-- START OF SOURCE RECORDS --

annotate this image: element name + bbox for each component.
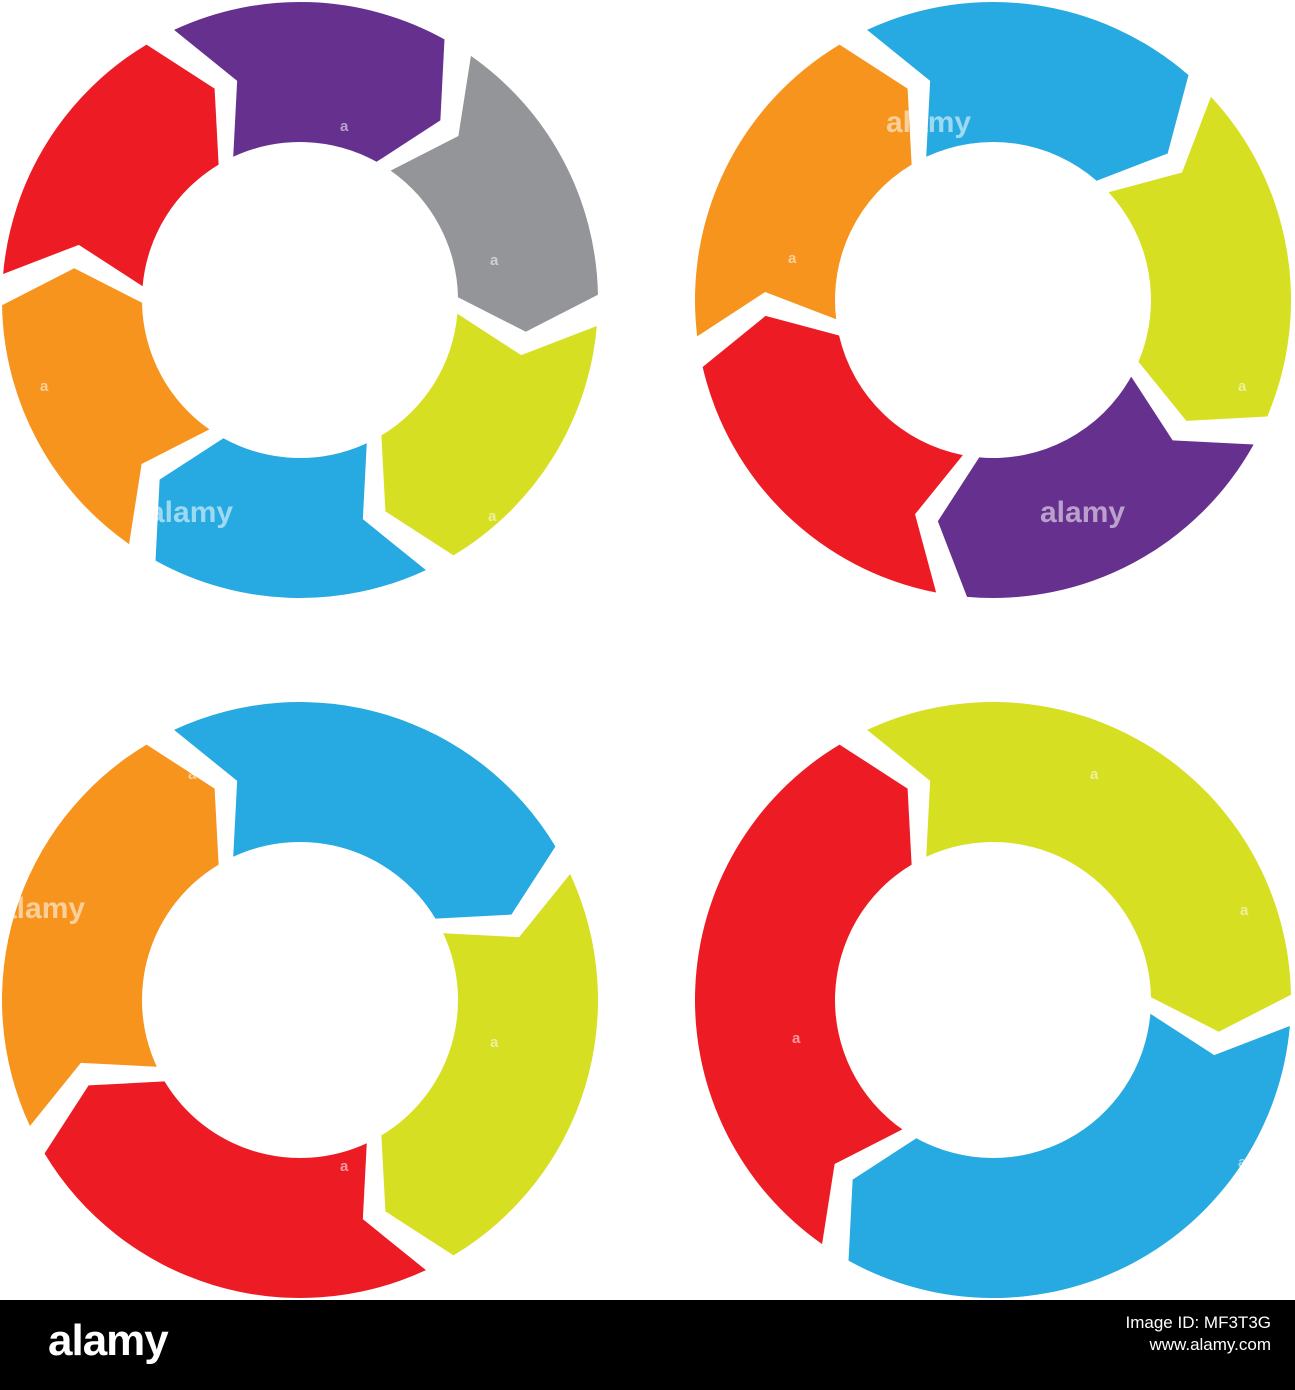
arrow-segment-blue [174, 702, 556, 919]
arrow-segment-orange [2, 744, 219, 1126]
image-credit: Image ID: MF3T3G www.alamy.com [1126, 1312, 1271, 1356]
arrow-segment-red [44, 1081, 426, 1298]
footer-bar: alamy Image ID: MF3T3G www.alamy.com [0, 1300, 1295, 1390]
cycle-three-steps [694, 702, 1291, 1298]
cycle-diagrams [2, 1, 1291, 1298]
arrow-segment-blue [848, 1013, 1290, 1298]
image-id: Image ID: MF3T3G [1125, 1313, 1271, 1332]
arrow-segment-gray [390, 55, 598, 332]
arrow-segment-lime [381, 874, 599, 1256]
arrow-segment-orange [695, 44, 912, 337]
cycle-six-steps [2, 1, 598, 598]
arrow-segment-blue [867, 1, 1189, 181]
cycle-five-steps [695, 1, 1291, 598]
arrow-segment-lime [381, 313, 597, 556]
arrow-segment-purple [174, 1, 445, 162]
arrow-segment-orange [2, 268, 210, 545]
arrow-segment-red [694, 744, 912, 1245]
arrow-segment-purple [937, 376, 1254, 598]
arrow-segment-lime [867, 702, 1291, 1032]
site-url: www.alamy.com [1149, 1335, 1271, 1354]
arrow-segment-blue [155, 438, 426, 598]
arrow-segment-lime [1108, 96, 1291, 421]
alamy-logo: alamy [48, 1316, 169, 1365]
cycle-four-steps [2, 702, 599, 1298]
arrow-segment-red [702, 315, 963, 593]
diagram-canvas [2, 1, 1291, 1298]
arrow-segment-red [3, 44, 219, 287]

-- END OF SOURCE RECORDS --

→ WRITTEN INSTRUCTION:
Update the entries starting at the line containing "arrow-segment-blue [174, 702, 556, 919]" and ending at the last entry, replacing "cycle-diagrams" with "cycle-diagram-set" and leaving everything else unchanged.

→ REPLY:
arrow-segment-blue [174, 702, 556, 919]
arrow-segment-orange [2, 744, 219, 1126]
image-credit: Image ID: MF3T3G www.alamy.com [1126, 1312, 1271, 1356]
arrow-segment-red [44, 1081, 426, 1298]
footer-bar: alamy Image ID: MF3T3G www.alamy.com [0, 1300, 1295, 1390]
cycle-three-steps [694, 702, 1291, 1298]
cycle-diagram-set [2, 1, 1291, 1298]
arrow-segment-blue [848, 1013, 1290, 1298]
image-id: Image ID: MF3T3G [1125, 1313, 1271, 1332]
arrow-segment-gray [390, 55, 598, 332]
arrow-segment-lime [381, 874, 599, 1256]
arrow-segment-orange [695, 44, 912, 337]
cycle-six-steps [2, 1, 598, 598]
arrow-segment-blue [867, 1, 1189, 181]
cycle-five-steps [695, 1, 1291, 598]
arrow-segment-lime [381, 313, 597, 556]
arrow-segment-purple [174, 1, 445, 162]
arrow-segment-orange [2, 268, 210, 545]
arrow-segment-red [694, 744, 912, 1245]
arrow-segment-purple [937, 376, 1254, 598]
arrow-segment-lime [867, 702, 1291, 1032]
site-url: www.alamy.com [1149, 1335, 1271, 1354]
arrow-segment-blue [155, 438, 426, 598]
arrow-segment-lime [1108, 96, 1291, 421]
alamy-logo: alamy [48, 1316, 169, 1365]
cycle-four-steps [2, 702, 599, 1298]
arrow-segment-red [702, 315, 963, 593]
diagram-canvas [2, 1, 1291, 1298]
arrow-segment-red [3, 44, 219, 287]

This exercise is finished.